• **Brief**
Give back all the data exactly, line by line.

>>>

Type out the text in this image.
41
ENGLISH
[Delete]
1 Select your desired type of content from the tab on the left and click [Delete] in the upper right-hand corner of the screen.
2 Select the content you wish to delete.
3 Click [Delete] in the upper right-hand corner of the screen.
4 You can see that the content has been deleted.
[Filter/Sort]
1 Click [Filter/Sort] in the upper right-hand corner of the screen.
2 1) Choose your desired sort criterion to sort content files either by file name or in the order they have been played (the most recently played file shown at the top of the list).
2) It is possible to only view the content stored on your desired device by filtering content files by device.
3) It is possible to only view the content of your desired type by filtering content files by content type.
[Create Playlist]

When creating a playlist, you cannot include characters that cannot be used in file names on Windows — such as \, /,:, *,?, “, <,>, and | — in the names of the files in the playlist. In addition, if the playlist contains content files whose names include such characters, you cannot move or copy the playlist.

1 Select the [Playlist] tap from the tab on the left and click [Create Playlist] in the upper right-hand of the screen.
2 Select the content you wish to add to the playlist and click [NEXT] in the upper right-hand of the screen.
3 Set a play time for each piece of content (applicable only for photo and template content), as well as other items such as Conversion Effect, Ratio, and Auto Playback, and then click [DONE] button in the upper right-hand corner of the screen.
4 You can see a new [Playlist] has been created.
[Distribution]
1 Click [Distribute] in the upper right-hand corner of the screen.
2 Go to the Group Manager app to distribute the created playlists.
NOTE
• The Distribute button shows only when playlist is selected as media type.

<<<

• **Output**
Type out the text in this image.
41
ENGLISH
[Delete]
1 Select your desired type of content from the tab on the left and click [Delete] in the upper right-hand corner of the screen.
2 Select the content you wish to delete.
3 Click [Delete] in the upper right-hand corner of the screen.
4 You can see that the content has been deleted.
[Filter/Sort]
1 Click [Filter/Sort] in the upper right-hand corner of the screen.
2 1) Choose your desired sort criterion to sort content files either by file name or in the order they have been played (the most recently played file shown at the top of the list).
2) It is possible to only view the content stored on your desired device by filtering content files by device.
3) It is possible to only view the content of your desired type by filtering content files by content type.
[Create Playlist]

When creating a playlist, you cannot include characters that cannot be used in file names on Windows — such as \, /,:, *,?, “, <,>, and | — in the names of the files in the playlist. In addition, if the playlist contains content files whose names include such characters, you cannot move or copy the playlist.

1 Select the [Playlist] tap from the tab on the left and click [Create Playlist] in the upper right-hand of the screen.
2 Select the content you wish to add to the playlist and click [NEXT] in the upper right-hand of the screen.
3 Set a play time for each piece of content (applicable only for photo and template content), as well as other items such as Conversion Effect, Ratio, and Auto Playback, and then click [DONE] button in the upper right-hand corner of the screen.
4 You can see a new [Playlist] has been created.
[Distribution]
1 Click [Distribute] in the upper right-hand corner of the screen.
2 Go to the Group Manager app to distribute the created playlists.
NOTE
• The Distribute button shows only when playlist is selected as media type.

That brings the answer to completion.